# start of Records for this exercise

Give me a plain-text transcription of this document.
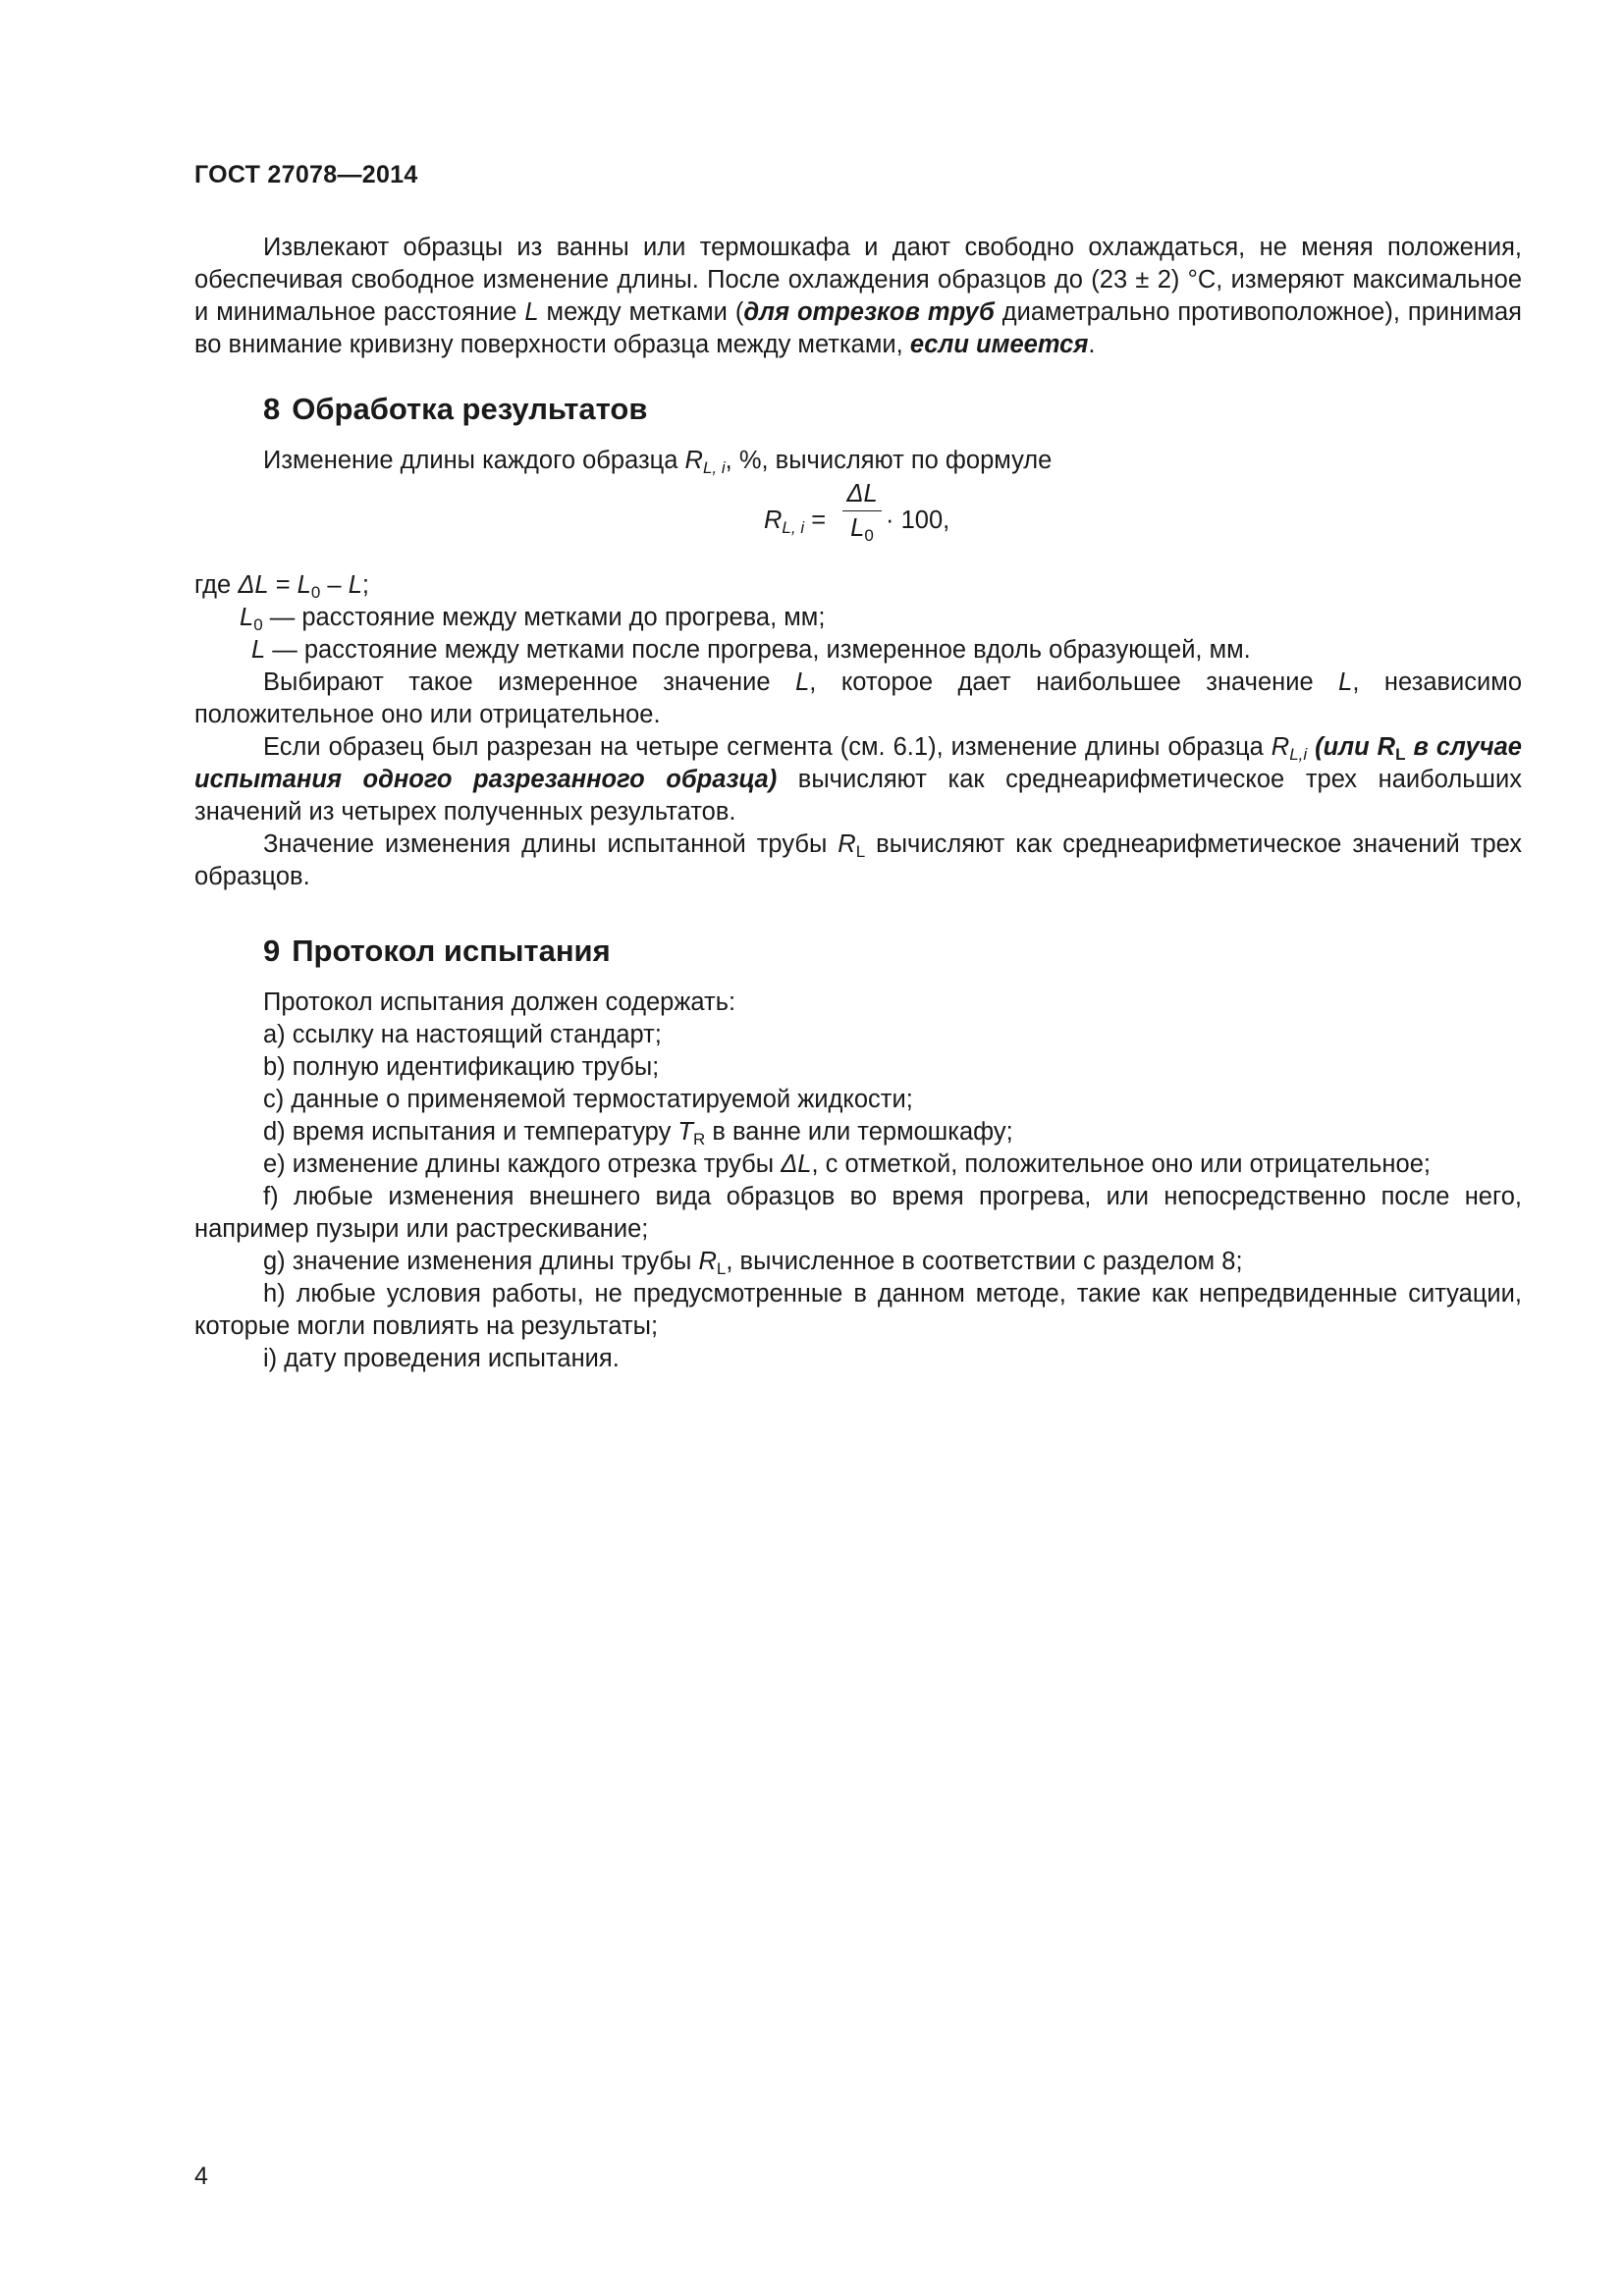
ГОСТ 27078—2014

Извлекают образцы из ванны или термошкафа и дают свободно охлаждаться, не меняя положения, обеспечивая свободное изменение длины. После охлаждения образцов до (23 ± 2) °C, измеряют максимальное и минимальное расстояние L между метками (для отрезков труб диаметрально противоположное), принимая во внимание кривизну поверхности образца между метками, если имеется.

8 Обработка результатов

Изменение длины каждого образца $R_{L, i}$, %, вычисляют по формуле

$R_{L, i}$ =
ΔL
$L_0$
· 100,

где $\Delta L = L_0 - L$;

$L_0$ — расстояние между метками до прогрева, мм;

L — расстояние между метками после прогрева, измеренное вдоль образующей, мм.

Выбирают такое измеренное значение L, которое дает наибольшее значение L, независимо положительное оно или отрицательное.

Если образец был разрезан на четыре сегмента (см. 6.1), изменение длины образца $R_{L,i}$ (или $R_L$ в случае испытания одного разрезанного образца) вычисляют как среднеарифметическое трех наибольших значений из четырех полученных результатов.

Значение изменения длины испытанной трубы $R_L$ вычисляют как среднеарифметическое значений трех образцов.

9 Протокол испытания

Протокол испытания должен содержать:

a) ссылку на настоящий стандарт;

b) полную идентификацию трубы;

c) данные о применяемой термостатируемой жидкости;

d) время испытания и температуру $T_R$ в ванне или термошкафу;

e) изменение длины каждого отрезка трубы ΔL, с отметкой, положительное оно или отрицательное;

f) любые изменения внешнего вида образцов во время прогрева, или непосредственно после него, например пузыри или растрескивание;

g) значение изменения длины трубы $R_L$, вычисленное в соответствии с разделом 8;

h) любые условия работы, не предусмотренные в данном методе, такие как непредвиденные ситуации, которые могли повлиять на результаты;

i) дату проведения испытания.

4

# end of Records for this exercise

Task:
Find every line that has "значений" in it, then return those lines.

Exercise solution:
Если образец был разрезан на четыре сегмента (см. 6.1), изменение длины образца $R_{L,i}$ (или $R_L$ в случае испытания одного разрезанного образца) вычисляют как среднеарифметическое трех наибольших значений из четырех полученных результатов.
Значение изменения длины испытанной трубы $R_L$ вычисляют как среднеарифметическое значений трех образцов.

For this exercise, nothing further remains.